- Task prompt
How many lines in the material contain the string "Polygon"? Reply with the number only.

— begin Exercise inputs —

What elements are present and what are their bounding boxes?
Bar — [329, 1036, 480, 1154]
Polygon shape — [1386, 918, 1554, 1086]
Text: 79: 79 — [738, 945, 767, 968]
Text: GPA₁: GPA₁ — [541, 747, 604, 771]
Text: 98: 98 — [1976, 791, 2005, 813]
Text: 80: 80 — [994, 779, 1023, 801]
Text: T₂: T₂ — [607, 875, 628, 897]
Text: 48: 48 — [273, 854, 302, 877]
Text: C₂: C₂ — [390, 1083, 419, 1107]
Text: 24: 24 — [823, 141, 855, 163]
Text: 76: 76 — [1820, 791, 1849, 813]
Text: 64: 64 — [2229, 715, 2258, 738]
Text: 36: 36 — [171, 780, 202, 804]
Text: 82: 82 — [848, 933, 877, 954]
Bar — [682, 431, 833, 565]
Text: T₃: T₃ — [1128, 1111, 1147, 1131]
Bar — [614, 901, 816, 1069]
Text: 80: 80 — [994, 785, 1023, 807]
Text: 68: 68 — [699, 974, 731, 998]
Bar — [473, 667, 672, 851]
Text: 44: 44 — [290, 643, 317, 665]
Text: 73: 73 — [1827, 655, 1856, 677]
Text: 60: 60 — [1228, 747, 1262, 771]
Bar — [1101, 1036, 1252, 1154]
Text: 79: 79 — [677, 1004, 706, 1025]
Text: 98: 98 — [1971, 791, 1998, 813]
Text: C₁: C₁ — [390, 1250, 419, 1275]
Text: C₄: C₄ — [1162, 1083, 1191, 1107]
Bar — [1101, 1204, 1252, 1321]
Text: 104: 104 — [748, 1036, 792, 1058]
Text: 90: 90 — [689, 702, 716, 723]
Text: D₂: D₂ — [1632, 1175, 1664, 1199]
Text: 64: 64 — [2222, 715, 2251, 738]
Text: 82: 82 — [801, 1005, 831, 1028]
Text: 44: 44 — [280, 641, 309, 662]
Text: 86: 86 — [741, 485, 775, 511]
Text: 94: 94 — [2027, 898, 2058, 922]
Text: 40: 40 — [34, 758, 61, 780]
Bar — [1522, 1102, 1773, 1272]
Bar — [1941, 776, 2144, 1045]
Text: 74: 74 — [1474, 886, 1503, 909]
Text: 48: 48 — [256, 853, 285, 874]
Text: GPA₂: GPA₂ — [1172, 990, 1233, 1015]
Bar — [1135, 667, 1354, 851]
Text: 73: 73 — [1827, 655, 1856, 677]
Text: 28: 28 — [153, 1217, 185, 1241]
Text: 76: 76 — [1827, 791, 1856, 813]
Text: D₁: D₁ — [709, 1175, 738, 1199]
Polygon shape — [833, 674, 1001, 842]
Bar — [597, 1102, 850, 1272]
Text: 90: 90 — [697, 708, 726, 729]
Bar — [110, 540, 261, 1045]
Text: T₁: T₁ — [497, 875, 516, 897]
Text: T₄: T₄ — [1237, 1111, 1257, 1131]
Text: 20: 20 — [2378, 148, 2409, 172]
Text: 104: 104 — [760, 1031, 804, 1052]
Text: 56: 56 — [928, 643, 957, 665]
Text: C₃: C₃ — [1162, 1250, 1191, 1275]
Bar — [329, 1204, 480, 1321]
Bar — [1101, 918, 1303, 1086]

— end Exercise inputs —

- Task result
2